═══ RAW DATA
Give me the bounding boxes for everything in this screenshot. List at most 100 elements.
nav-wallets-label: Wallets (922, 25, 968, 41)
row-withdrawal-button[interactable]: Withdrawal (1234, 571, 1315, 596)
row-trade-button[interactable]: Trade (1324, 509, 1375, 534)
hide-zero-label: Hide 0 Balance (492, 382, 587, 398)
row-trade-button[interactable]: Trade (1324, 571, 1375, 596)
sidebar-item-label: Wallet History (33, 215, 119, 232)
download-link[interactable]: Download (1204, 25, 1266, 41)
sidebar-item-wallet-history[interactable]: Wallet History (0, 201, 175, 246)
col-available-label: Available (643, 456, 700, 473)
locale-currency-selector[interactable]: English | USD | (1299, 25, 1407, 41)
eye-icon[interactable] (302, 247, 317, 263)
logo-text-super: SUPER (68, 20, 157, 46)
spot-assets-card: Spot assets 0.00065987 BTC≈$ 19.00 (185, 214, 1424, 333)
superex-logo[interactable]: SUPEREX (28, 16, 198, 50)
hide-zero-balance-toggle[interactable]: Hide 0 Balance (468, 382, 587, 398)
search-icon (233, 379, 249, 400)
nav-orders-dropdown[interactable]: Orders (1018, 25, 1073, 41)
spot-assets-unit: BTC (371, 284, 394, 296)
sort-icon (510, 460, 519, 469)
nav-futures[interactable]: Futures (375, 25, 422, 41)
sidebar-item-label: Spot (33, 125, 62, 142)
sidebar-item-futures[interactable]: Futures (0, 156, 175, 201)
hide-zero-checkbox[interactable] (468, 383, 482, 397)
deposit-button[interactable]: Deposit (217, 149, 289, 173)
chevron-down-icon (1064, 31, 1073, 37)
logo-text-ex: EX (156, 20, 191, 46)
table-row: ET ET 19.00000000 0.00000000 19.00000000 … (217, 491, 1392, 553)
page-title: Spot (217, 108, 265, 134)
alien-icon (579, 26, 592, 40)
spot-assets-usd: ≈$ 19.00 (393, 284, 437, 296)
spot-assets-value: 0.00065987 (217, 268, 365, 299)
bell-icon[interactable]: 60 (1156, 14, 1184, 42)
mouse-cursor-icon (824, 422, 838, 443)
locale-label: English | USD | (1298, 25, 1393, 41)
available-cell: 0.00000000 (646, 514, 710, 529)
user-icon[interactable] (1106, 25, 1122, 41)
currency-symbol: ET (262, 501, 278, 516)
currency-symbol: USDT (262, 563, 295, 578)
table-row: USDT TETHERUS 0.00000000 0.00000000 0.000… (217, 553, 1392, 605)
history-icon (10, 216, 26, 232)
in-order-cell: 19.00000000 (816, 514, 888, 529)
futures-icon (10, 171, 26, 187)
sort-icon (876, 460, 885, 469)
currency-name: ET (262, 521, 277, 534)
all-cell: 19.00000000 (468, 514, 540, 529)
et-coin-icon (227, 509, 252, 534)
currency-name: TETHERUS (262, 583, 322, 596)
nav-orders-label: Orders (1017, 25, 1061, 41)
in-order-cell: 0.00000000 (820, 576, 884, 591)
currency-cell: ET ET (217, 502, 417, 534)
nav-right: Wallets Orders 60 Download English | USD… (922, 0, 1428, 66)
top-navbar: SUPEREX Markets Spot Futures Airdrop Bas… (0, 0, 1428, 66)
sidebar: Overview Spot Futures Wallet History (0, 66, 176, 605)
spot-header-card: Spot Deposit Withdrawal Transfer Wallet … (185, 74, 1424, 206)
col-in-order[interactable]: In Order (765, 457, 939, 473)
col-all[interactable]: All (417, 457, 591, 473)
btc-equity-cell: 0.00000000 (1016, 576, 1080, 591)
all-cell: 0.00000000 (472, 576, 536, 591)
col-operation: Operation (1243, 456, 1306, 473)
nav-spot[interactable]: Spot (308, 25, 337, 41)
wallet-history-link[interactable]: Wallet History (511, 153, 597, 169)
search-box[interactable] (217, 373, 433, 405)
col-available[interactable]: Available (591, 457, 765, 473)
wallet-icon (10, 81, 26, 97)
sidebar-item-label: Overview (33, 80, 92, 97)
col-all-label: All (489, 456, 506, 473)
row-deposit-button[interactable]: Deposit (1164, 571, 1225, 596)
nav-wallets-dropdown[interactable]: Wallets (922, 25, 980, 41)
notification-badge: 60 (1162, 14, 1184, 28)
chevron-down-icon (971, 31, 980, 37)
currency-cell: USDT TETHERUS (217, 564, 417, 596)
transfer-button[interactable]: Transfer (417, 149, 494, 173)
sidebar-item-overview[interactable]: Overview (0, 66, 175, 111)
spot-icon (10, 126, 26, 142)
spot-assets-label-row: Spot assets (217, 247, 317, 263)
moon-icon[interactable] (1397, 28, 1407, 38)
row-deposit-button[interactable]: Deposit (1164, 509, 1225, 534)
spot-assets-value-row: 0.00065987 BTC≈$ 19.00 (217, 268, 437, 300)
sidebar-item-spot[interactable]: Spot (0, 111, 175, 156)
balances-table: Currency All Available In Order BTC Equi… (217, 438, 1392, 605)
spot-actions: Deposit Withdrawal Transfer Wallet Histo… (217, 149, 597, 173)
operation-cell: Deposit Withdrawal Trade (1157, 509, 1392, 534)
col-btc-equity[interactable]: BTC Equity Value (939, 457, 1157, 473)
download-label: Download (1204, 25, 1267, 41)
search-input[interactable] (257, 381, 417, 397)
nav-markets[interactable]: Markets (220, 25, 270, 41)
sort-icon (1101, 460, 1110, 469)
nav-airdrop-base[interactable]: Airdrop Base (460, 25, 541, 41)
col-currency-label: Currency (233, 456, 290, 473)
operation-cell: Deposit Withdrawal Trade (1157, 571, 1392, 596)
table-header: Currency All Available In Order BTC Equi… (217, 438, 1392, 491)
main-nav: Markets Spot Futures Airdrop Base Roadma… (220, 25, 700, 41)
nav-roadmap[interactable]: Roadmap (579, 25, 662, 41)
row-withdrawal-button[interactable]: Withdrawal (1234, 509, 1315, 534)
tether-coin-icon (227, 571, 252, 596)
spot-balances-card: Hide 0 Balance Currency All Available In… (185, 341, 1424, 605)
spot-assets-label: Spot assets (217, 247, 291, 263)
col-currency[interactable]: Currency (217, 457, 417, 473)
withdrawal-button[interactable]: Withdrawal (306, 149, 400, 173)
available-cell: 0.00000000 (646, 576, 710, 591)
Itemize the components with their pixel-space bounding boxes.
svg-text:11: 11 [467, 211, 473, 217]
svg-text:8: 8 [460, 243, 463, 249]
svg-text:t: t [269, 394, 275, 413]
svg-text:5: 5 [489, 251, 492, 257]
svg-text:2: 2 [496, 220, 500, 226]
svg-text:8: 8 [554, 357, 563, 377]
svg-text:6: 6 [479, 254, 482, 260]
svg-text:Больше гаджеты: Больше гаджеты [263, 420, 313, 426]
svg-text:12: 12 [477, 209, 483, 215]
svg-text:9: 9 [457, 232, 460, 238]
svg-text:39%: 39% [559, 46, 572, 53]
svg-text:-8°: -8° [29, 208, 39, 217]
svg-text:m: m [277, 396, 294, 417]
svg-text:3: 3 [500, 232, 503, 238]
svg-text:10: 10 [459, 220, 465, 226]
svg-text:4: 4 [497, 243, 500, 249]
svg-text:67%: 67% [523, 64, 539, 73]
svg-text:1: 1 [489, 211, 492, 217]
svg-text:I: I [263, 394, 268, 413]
══════
- **WRITTEN TASK**
Can you copy every line of the records above, character for character, with no changes?

- **IN RESPONSE**
Give me the bounding boxes for everything in this screenshot. List at most 100 elements.
nav-wallets-label: Wallets (922, 25, 968, 41)
row-withdrawal-button[interactable]: Withdrawal (1234, 571, 1315, 596)
row-trade-button[interactable]: Trade (1324, 509, 1375, 534)
hide-zero-label: Hide 0 Balance (492, 382, 587, 398)
row-trade-button[interactable]: Trade (1324, 571, 1375, 596)
sidebar-item-label: Wallet History (33, 215, 119, 232)
download-link[interactable]: Download (1204, 25, 1266, 41)
sidebar-item-wallet-history[interactable]: Wallet History (0, 201, 175, 246)
col-available-label: Available (643, 456, 700, 473)
locale-currency-selector[interactable]: English | USD | (1299, 25, 1407, 41)
eye-icon[interactable] (302, 247, 317, 263)
logo-text-super: SUPER (68, 20, 157, 46)
spot-assets-card: Spot assets 0.00065987 BTC≈$ 19.00 (185, 214, 1424, 333)
superex-logo[interactable]: SUPEREX (28, 16, 198, 50)
hide-zero-balance-toggle[interactable]: Hide 0 Balance (468, 382, 587, 398)
search-icon (233, 379, 249, 400)
nav-orders-dropdown[interactable]: Orders (1018, 25, 1073, 41)
spot-assets-unit: BTC (371, 284, 394, 296)
sort-icon (510, 460, 519, 469)
nav-futures[interactable]: Futures (375, 25, 422, 41)
sidebar-item-label: Spot (33, 125, 62, 142)
sidebar-item-futures[interactable]: Futures (0, 156, 175, 201)
hide-zero-checkbox[interactable] (468, 383, 482, 397)
deposit-button[interactable]: Deposit (217, 149, 289, 173)
chevron-down-icon (1064, 31, 1073, 37)
logo-text-ex: EX (156, 20, 191, 46)
table-row: ET ET 19.00000000 0.00000000 19.00000000 … (217, 491, 1392, 553)
page-title: Spot (217, 108, 265, 134)
alien-icon (579, 26, 592, 40)
spot-assets-usd: ≈$ 19.00 (393, 284, 437, 296)
spot-assets-value: 0.00065987 (217, 268, 365, 299)
bell-icon[interactable]: 60 (1156, 14, 1184, 42)
mouse-cursor-icon (824, 422, 838, 443)
locale-label: English | USD | (1298, 25, 1393, 41)
available-cell: 0.00000000 (646, 514, 710, 529)
user-icon[interactable] (1106, 25, 1122, 41)
currency-symbol: ET (262, 501, 278, 516)
currency-symbol: USDT (262, 563, 295, 578)
table-row: USDT TETHERUS 0.00000000 0.00000000 0.000… (217, 553, 1392, 605)
history-icon (10, 216, 26, 232)
in-order-cell: 19.00000000 (816, 514, 888, 529)
futures-icon (10, 171, 26, 187)
sort-icon (876, 460, 885, 469)
currency-name: ET (262, 521, 277, 534)
all-cell: 19.00000000 (468, 514, 540, 529)
et-coin-icon (227, 509, 252, 534)
currency-name: TETHERUS (262, 583, 322, 596)
nav-orders-label: Orders (1017, 25, 1061, 41)
in-order-cell: 0.00000000 (820, 576, 884, 591)
currency-cell: ET ET (217, 502, 417, 534)
nav-right: Wallets Orders 60 Download English | USD… (922, 0, 1428, 66)
top-navbar: SUPEREX Markets Spot Futures Airdrop Bas… (0, 0, 1428, 66)
sidebar: Overview Spot Futures Wallet History (0, 66, 176, 605)
spot-header-card: Spot Deposit Withdrawal Transfer Wallet … (185, 74, 1424, 206)
col-in-order[interactable]: In Order (765, 457, 939, 473)
col-all[interactable]: All (417, 457, 591, 473)
btc-equity-cell: 0.00000000 (1016, 576, 1080, 591)
all-cell: 0.00000000 (472, 576, 536, 591)
col-operation: Operation (1243, 456, 1306, 473)
nav-spot[interactable]: Spot (308, 25, 337, 41)
wallet-history-link[interactable]: Wallet History (511, 153, 597, 169)
search-box[interactable] (217, 373, 433, 405)
col-available[interactable]: Available (591, 457, 765, 473)
wallet-icon (10, 81, 26, 97)
sidebar-item-label: Overview (33, 80, 92, 97)
col-all-label: All (489, 456, 506, 473)
row-deposit-button[interactable]: Deposit (1164, 571, 1225, 596)
nav-wallets-dropdown[interactable]: Wallets (922, 25, 980, 41)
notification-badge: 60 (1162, 14, 1184, 28)
chevron-down-icon (971, 31, 980, 37)
currency-cell: USDT TETHERUS (217, 564, 417, 596)
transfer-button[interactable]: Transfer (417, 149, 494, 173)
sidebar-item-overview[interactable]: Overview (0, 66, 175, 111)
spot-icon (10, 126, 26, 142)
spot-assets-label-row: Spot assets (217, 247, 317, 263)
moon-icon[interactable] (1397, 28, 1407, 38)
row-deposit-button[interactable]: Deposit (1164, 509, 1225, 534)
spot-assets-value-row: 0.00065987 BTC≈$ 19.00 (217, 268, 437, 300)
sidebar-item-spot[interactable]: Spot (0, 111, 175, 156)
balances-table: Currency All Available In Order BTC Equi… (217, 438, 1392, 605)
spot-actions: Deposit Withdrawal Transfer Wallet Histo… (217, 149, 597, 173)
operation-cell: Deposit Withdrawal Trade (1157, 509, 1392, 534)
col-btc-equity[interactable]: BTC Equity Value (939, 457, 1157, 473)
download-label: Download (1204, 25, 1267, 41)
search-input[interactable] (257, 381, 417, 397)
nav-markets[interactable]: Markets (220, 25, 270, 41)
sort-icon (1101, 460, 1110, 469)
nav-airdrop-base[interactable]: Airdrop Base (460, 25, 541, 41)
col-currency-label: Currency (233, 456, 290, 473)
operation-cell: Deposit Withdrawal Trade (1157, 571, 1392, 596)
table-header: Currency All Available In Order BTC Equi… (217, 438, 1392, 491)
main-nav: Markets Spot Futures Airdrop Base Roadma… (220, 25, 700, 41)
nav-roadmap[interactable]: Roadmap (579, 25, 662, 41)
row-withdrawal-button[interactable]: Withdrawal (1234, 509, 1315, 534)
tether-coin-icon (227, 571, 252, 596)
spot-balances-card: Hide 0 Balance Currency All Available In… (185, 341, 1424, 605)
spot-assets-label: Spot assets (217, 247, 291, 263)
col-currency[interactable]: Currency (217, 457, 417, 473)
withdrawal-button[interactable]: Withdrawal (306, 149, 400, 173)
available-cell: 0.00000000 (646, 576, 710, 591)
Itemize the components with their pixel-space bounding boxes.
svg-text:11: 11 [467, 211, 473, 217]
svg-text:8: 8 [460, 243, 463, 249]
svg-text:t: t [269, 394, 275, 413]
svg-text:5: 5 [489, 251, 492, 257]
svg-text:2: 2 [496, 220, 500, 226]
svg-text:8: 8 [554, 357, 563, 377]
svg-text:6: 6 [479, 254, 482, 260]
svg-text:Больше гаджеты: Больше гаджеты [263, 420, 313, 426]
svg-text:12: 12 [477, 209, 483, 215]
svg-text:9: 9 [457, 232, 460, 238]
svg-text:39%: 39% [559, 46, 572, 53]
svg-text:-8°: -8° [29, 208, 39, 217]
svg-text:m: m [277, 396, 294, 417]
svg-text:3: 3 [500, 232, 503, 238]
svg-text:10: 10 [459, 220, 465, 226]
svg-text:4: 4 [497, 243, 500, 249]
svg-text:67%: 67% [523, 64, 539, 73]
svg-text:1: 1 [489, 211, 492, 217]
svg-text:I: I [263, 394, 268, 413]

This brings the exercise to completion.